• WHAT IS ASKED:
Quote the listing below in its entirety, omitting every image.
* begin SOURCE RECORDS *
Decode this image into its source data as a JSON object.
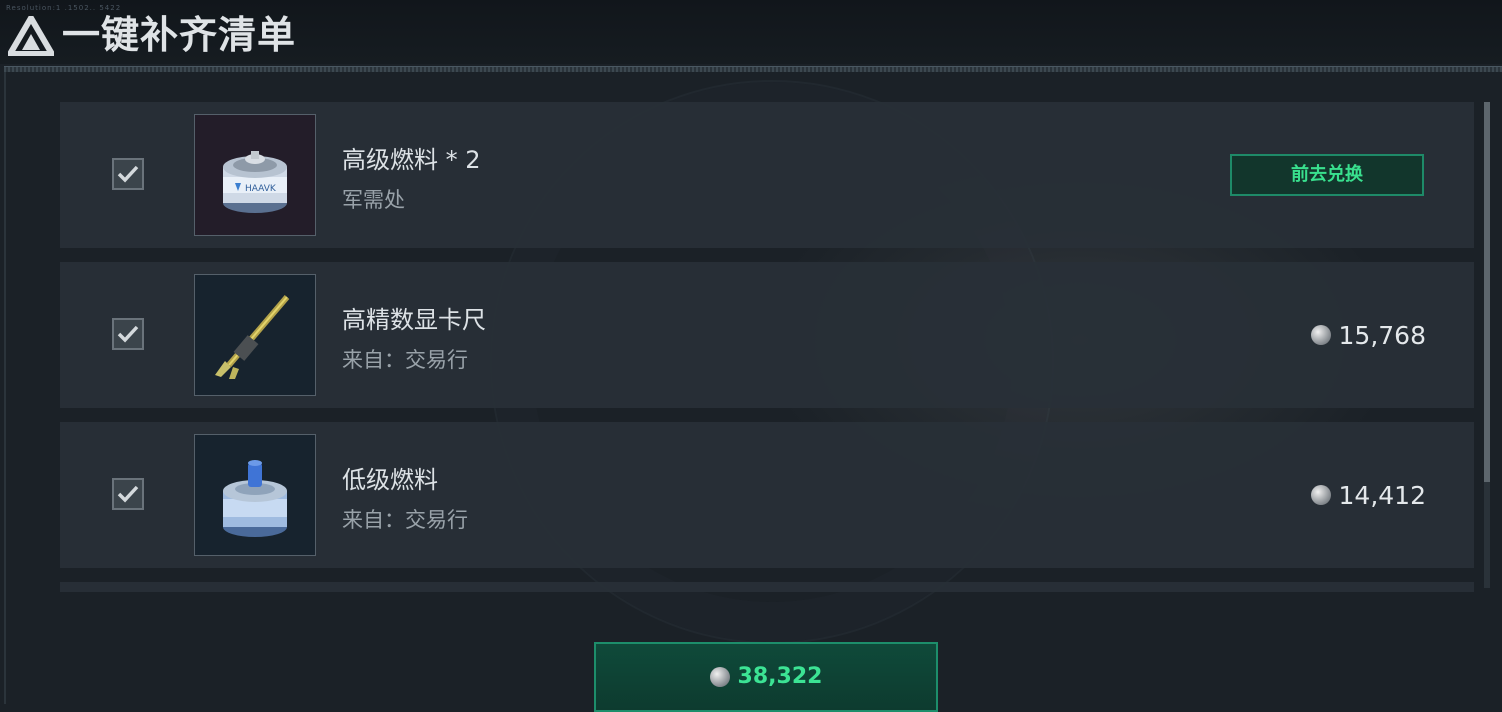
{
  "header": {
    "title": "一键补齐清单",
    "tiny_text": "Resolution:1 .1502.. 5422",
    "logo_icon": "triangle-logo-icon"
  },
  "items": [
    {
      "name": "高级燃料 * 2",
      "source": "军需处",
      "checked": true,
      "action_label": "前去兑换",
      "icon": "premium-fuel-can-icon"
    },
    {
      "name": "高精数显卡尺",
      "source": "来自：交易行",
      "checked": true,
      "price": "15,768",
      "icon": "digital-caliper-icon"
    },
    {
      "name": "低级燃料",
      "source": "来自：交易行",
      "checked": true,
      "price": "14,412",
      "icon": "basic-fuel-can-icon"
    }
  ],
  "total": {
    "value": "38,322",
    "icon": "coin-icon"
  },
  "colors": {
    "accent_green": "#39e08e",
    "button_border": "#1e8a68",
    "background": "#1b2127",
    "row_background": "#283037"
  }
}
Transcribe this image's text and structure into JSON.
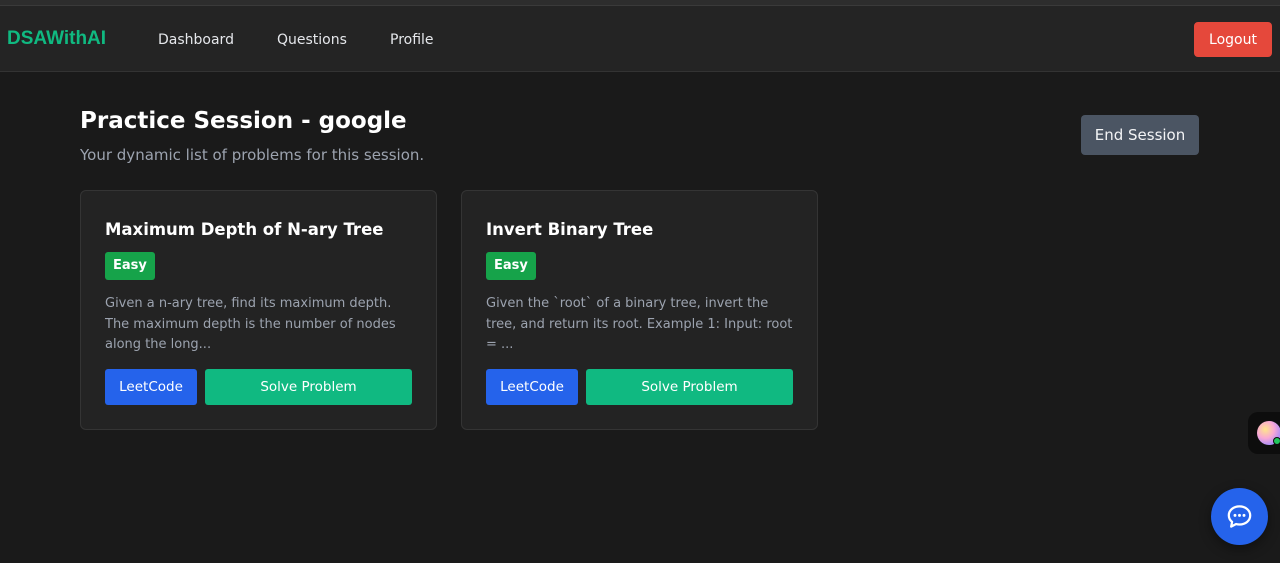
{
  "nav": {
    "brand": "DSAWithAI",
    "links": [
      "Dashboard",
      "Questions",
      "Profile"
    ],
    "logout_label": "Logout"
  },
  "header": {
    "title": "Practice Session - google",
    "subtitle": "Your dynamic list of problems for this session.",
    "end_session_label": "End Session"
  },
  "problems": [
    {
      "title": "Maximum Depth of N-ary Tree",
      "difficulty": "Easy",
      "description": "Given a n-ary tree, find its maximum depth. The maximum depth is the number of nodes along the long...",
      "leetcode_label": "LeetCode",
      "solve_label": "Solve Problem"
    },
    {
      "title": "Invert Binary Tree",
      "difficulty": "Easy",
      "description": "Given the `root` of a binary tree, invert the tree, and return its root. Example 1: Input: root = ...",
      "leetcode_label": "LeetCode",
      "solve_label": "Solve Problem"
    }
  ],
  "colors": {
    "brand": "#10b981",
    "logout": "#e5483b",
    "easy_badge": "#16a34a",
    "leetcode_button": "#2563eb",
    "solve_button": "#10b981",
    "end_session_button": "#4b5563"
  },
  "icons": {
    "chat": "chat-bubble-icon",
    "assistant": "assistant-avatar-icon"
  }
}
* end SOURCE RECORDS *
• REPLY TO THE TASK:
Decode this image into its source data as a JSON object.
{
  "header": {
    "title": "一键补齐清单",
    "tiny_text": "Resolution:1 .1502.. 5422",
    "logo_icon": "triangle-logo-icon"
  },
  "items": [
    {
      "name": "高级燃料 * 2",
      "source": "军需处",
      "checked": true,
      "action_label": "前去兑换",
      "icon": "premium-fuel-can-icon"
    },
    {
      "name": "高精数显卡尺",
      "source": "来自：交易行",
      "checked": true,
      "price": "15,768",
      "icon": "digital-caliper-icon"
    },
    {
      "name": "低级燃料",
      "source": "来自：交易行",
      "checked": true,
      "price": "14,412",
      "icon": "basic-fuel-can-icon"
    }
  ],
  "total": {
    "value": "38,322",
    "icon": "coin-icon"
  },
  "colors": {
    "accent_green": "#39e08e",
    "button_border": "#1e8a68",
    "background": "#1b2127",
    "row_background": "#283037"
  }
}
Transcribe this image's text and structure into JSON.
{
  "nav": {
    "brand": "DSAWithAI",
    "links": [
      "Dashboard",
      "Questions",
      "Profile"
    ],
    "logout_label": "Logout"
  },
  "header": {
    "title": "Practice Session - google",
    "subtitle": "Your dynamic list of problems for this session.",
    "end_session_label": "End Session"
  },
  "problems": [
    {
      "title": "Maximum Depth of N-ary Tree",
      "difficulty": "Easy",
      "description": "Given a n-ary tree, find its maximum depth. The maximum depth is the number of nodes along the long...",
      "leetcode_label": "LeetCode",
      "solve_label": "Solve Problem"
    },
    {
      "title": "Invert Binary Tree",
      "difficulty": "Easy",
      "description": "Given the `root` of a binary tree, invert the tree, and return its root. Example 1: Input: root = ...",
      "leetcode_label": "LeetCode",
      "solve_label": "Solve Problem"
    }
  ],
  "colors": {
    "brand": "#10b981",
    "logout": "#e5483b",
    "easy_badge": "#16a34a",
    "leetcode_button": "#2563eb",
    "solve_button": "#10b981",
    "end_session_button": "#4b5563"
  },
  "icons": {
    "chat": "chat-bubble-icon",
    "assistant": "assistant-avatar-icon"
  }
}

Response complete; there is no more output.